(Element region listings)
===

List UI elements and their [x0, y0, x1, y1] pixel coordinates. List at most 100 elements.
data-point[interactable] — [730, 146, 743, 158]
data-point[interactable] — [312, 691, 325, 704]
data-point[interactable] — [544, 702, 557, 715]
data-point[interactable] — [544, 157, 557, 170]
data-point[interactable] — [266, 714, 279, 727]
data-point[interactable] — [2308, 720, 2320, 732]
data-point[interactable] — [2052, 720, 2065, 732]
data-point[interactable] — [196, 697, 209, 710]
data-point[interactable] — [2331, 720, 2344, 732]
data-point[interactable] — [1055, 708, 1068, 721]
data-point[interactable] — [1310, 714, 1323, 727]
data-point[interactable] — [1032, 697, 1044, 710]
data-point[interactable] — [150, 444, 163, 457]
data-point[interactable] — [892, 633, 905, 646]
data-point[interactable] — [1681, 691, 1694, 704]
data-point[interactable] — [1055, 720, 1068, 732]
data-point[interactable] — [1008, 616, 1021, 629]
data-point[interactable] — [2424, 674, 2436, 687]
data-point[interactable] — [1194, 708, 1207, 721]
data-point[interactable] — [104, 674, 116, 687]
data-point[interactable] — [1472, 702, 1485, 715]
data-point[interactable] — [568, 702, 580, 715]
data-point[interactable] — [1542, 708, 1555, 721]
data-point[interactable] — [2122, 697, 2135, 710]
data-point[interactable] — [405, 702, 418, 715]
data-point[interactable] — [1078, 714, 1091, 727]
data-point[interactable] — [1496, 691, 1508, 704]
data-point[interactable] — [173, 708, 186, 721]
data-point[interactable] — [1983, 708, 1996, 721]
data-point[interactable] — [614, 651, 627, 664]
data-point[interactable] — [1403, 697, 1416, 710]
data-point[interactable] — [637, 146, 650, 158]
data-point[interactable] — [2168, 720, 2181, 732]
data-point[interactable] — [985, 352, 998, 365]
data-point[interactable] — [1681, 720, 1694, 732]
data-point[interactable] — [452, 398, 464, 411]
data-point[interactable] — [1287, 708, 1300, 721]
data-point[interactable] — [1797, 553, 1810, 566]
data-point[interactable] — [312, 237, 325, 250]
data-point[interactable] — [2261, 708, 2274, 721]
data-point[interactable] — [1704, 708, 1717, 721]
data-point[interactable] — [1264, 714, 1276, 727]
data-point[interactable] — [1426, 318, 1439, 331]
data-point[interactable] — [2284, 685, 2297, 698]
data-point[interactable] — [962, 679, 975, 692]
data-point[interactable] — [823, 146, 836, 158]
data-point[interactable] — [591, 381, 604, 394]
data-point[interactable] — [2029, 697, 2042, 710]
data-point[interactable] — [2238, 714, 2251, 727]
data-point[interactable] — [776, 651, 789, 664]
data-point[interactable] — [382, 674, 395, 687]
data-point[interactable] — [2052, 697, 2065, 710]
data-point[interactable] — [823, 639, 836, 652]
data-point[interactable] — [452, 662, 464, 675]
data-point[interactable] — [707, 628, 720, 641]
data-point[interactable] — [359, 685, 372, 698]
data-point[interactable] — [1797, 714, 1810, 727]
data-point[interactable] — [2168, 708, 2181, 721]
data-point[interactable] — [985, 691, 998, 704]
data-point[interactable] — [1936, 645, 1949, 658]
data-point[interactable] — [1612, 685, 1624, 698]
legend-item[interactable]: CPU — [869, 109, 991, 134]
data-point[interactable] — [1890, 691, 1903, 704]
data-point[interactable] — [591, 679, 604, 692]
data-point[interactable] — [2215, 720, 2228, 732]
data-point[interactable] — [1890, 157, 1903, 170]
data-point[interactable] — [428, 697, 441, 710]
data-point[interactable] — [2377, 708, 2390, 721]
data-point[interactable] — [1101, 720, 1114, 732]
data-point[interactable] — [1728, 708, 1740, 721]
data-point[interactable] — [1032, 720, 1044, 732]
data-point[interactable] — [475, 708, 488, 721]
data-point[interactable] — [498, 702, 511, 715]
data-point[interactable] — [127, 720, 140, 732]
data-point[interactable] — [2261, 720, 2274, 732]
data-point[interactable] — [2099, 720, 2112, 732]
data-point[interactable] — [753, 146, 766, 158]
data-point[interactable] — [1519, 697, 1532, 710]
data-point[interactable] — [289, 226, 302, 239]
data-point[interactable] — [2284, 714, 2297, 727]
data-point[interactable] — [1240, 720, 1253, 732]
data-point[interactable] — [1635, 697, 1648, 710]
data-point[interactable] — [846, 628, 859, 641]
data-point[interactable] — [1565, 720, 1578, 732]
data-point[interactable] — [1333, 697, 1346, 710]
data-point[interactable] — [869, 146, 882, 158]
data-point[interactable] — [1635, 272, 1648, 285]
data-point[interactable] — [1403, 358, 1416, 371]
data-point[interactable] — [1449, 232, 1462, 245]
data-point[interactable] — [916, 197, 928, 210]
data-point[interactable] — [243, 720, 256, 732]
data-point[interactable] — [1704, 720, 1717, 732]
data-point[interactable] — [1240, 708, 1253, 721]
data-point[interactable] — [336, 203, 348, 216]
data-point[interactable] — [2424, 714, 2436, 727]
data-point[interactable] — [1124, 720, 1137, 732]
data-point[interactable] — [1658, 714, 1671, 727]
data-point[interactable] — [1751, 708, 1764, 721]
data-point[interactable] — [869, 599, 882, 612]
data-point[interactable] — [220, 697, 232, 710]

===

## Your goal:
Copy the rows above word for word, starting at the first line and ending with the line that contains "data-point[interactable] — [1032, 697, 1044, 710]".

## The output:
List UI elements and their [x0, y0, x1, y1] pixel coordinates. List at most 100 elements.
data-point[interactable] — [730, 146, 743, 158]
data-point[interactable] — [312, 691, 325, 704]
data-point[interactable] — [544, 702, 557, 715]
data-point[interactable] — [544, 157, 557, 170]
data-point[interactable] — [266, 714, 279, 727]
data-point[interactable] — [2308, 720, 2320, 732]
data-point[interactable] — [2052, 720, 2065, 732]
data-point[interactable] — [196, 697, 209, 710]
data-point[interactable] — [2331, 720, 2344, 732]
data-point[interactable] — [1055, 708, 1068, 721]
data-point[interactable] — [1310, 714, 1323, 727]
data-point[interactable] — [1032, 697, 1044, 710]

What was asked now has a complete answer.